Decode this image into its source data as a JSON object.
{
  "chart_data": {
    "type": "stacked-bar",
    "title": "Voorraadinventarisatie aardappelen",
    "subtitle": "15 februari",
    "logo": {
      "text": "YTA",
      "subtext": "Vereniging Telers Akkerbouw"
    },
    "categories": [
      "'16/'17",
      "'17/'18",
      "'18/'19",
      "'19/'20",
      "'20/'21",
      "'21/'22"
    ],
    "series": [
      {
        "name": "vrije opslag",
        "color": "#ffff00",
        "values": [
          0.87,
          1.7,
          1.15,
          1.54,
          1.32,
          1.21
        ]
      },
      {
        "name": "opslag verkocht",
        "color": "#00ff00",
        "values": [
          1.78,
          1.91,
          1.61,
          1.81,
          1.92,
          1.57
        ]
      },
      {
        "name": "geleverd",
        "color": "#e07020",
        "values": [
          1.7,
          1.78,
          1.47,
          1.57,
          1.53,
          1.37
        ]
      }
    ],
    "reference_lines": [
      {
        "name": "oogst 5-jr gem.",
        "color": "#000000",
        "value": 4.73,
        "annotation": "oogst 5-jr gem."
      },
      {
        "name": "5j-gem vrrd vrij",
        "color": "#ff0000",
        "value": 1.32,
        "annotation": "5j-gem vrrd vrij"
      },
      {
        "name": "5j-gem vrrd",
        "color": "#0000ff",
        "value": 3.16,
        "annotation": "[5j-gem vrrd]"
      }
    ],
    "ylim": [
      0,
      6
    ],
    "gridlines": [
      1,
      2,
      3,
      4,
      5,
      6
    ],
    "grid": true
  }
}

+++++

• _EXERCISE AIM_: Output each entry precisely as given.

• _THE OUTPUT_:
Decode this image into its source data as a JSON object.
{
  "chart_data": {
    "type": "stacked-bar",
    "title": "Voorraadinventarisatie aardappelen",
    "subtitle": "15 februari",
    "logo": {
      "text": "YTA",
      "subtext": "Vereniging Telers Akkerbouw"
    },
    "categories": [
      "'16/'17",
      "'17/'18",
      "'18/'19",
      "'19/'20",
      "'20/'21",
      "'21/'22"
    ],
    "series": [
      {
        "name": "vrije opslag",
        "color": "#ffff00",
        "values": [
          0.87,
          1.7,
          1.15,
          1.54,
          1.32,
          1.21
        ]
      },
      {
        "name": "opslag verkocht",
        "color": "#00ff00",
        "values": [
          1.78,
          1.91,
          1.61,
          1.81,
          1.92,
          1.57
        ]
      },
      {
        "name": "geleverd",
        "color": "#e07020",
        "values": [
          1.7,
          1.78,
          1.47,
          1.57,
          1.53,
          1.37
        ]
      }
    ],
    "reference_lines": [
      {
        "name": "oogst 5-jr gem.",
        "color": "#000000",
        "value": 4.73,
        "annotation": "oogst 5-jr gem."
      },
      {
        "name": "5j-gem vrrd vrij",
        "color": "#ff0000",
        "value": 1.32,
        "annotation": "5j-gem vrrd vrij"
      },
      {
        "name": "5j-gem vrrd",
        "color": "#0000ff",
        "value": 3.16,
        "annotation": "[5j-gem vrrd]"
      }
    ],
    "ylim": [
      0,
      6
    ],
    "gridlines": [
      1,
      2,
      3,
      4,
      5,
      6
    ],
    "grid": true
  }
}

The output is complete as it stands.